**Extrait:**
+++++
Loin de s’installer dans le poste, il pivote et est tenté par la création d’entreprise, mais pas n’importe quelle entreprise. Ce qui intéresse Paul Duan, ce sont les entreprises à impact. Ce qui le motive plus que tout, c’est de mettre son savoir au service du bien commun, afin de toucher le plus grand nombre. 

Sans le savoir, Paul est en train de faire de la "Tech For Good", le terme est très peu utilisé à l’époque. "Aujourd’hui, il est devenu éculé, presque un terme marketing !", dit-il. Dans la Silicon Valley, et dans ce monde de start-ups où tout tourne autour de l’argent, Paul détonne. Lui, l’argent ne l’intéresse pas trop, c’est l’impact qu’il recherche à travers les solutions digitales qu’il va déployer : une plateforme pour faire la transparence sur les violences policières dans l’Etat de Californie, son application existe encore aujourd’hui. Le concept est très novateur et les challenges commencent à le titiller.
+++++
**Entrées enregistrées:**
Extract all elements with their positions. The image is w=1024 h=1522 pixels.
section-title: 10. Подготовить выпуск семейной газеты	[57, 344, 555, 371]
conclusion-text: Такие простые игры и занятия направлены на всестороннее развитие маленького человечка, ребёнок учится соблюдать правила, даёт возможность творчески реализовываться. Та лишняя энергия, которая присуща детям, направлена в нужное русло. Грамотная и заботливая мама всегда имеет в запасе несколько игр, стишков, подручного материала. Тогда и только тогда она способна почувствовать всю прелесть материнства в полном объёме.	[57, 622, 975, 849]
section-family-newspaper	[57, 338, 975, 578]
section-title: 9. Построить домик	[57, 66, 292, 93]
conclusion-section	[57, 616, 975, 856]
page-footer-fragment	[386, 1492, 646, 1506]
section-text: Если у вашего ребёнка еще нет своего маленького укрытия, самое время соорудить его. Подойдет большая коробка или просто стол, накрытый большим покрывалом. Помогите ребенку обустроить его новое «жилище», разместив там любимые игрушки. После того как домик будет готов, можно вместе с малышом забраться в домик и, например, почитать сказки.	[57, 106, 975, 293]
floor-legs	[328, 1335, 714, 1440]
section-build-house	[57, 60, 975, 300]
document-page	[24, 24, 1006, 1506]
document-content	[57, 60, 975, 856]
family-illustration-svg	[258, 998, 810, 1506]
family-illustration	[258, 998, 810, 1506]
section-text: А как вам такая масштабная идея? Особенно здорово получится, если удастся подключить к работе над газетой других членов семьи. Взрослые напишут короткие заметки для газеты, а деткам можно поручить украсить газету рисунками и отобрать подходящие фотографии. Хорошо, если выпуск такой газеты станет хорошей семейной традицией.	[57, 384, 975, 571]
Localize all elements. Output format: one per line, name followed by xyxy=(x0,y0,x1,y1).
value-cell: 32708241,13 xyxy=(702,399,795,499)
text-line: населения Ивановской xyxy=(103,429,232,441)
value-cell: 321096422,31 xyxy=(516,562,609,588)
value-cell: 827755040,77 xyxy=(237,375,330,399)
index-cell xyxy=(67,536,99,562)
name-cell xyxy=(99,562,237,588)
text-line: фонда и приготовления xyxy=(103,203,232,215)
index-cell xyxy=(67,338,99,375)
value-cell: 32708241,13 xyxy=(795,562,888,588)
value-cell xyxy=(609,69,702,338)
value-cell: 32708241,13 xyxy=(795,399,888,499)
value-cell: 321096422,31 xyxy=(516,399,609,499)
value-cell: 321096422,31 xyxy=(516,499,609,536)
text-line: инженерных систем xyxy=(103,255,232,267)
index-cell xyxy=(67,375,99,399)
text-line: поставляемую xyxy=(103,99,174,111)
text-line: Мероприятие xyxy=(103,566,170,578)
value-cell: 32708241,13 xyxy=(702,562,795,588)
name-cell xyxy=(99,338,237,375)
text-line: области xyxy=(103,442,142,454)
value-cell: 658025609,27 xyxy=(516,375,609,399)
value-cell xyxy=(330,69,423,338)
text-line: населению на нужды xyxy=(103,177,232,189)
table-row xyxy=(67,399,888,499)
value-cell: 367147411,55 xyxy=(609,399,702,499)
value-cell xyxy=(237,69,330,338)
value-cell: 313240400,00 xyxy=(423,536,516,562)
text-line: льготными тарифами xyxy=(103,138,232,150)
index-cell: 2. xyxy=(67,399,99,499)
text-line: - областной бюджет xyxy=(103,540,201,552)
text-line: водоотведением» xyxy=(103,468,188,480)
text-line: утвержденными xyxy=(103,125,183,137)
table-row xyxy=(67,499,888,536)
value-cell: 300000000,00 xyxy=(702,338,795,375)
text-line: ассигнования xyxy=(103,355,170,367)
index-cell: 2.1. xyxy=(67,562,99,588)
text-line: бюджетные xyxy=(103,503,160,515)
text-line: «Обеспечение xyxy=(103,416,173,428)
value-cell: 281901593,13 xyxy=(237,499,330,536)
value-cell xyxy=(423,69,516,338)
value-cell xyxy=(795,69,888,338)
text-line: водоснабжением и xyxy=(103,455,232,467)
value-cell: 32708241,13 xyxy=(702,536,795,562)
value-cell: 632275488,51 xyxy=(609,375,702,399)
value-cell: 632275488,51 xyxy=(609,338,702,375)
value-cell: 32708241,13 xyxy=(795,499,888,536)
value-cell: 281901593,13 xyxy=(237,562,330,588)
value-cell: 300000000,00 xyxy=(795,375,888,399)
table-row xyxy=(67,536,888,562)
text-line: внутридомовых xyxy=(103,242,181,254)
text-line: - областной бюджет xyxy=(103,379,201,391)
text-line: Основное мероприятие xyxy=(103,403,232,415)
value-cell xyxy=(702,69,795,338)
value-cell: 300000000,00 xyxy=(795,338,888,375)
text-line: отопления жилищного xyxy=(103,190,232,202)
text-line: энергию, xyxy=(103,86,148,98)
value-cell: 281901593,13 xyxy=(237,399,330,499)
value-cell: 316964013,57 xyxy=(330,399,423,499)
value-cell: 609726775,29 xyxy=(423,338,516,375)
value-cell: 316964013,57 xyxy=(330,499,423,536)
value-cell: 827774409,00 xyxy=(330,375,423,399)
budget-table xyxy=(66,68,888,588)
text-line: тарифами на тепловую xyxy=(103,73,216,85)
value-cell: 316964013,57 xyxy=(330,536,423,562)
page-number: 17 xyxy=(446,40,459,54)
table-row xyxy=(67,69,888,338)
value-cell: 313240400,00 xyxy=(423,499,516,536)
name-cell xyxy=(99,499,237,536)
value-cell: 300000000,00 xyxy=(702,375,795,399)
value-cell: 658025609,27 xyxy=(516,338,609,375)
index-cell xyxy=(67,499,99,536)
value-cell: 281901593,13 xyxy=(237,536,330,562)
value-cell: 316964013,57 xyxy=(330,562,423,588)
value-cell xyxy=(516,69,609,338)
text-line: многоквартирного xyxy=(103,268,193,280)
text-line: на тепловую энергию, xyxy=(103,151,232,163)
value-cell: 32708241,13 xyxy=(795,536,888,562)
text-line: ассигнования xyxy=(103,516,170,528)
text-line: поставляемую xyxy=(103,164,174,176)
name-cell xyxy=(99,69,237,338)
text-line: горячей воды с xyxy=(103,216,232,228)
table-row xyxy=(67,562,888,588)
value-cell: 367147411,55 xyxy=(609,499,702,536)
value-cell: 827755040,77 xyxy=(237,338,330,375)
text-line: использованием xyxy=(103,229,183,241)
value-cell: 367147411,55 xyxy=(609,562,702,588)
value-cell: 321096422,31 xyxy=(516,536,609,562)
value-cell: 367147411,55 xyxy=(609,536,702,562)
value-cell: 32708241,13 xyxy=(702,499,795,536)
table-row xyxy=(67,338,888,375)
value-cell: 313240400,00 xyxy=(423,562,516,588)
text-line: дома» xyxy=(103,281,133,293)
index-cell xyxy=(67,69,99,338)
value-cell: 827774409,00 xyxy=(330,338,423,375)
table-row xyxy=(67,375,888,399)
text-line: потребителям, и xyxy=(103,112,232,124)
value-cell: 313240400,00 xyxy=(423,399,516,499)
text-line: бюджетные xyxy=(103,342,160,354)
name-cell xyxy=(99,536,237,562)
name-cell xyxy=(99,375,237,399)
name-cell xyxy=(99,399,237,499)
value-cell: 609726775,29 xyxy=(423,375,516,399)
+++++
**À faire:**
Poursuivez le texte consacré à Paul Duan à partir de sa dernière phrase.

**La réponse:**
Il décide de s’attaquer au fléau de ces dernières décennies : le chômage. Comment être plus efficace ? Comment accompagner les chercheurs d’emploi en parallèle de leurs démarches officielles ? Et toujours cette question du sens, de l’utilité de son travail. Aux Etats-Unis, son entourage trouve sa démarche étrange, pourquoi s’attaquer au chômage ? A l’époque, il n’y en a pas vraiment et puis si quelqu’un est au chômage, c’est parce qu’il n’est pas assez autonome, entend-t-il ! Le jeune entrepreneur décide de rentrer en France où il intrigue. Il fait notamment la Une du magazine Society et un documentaire lui est consacré.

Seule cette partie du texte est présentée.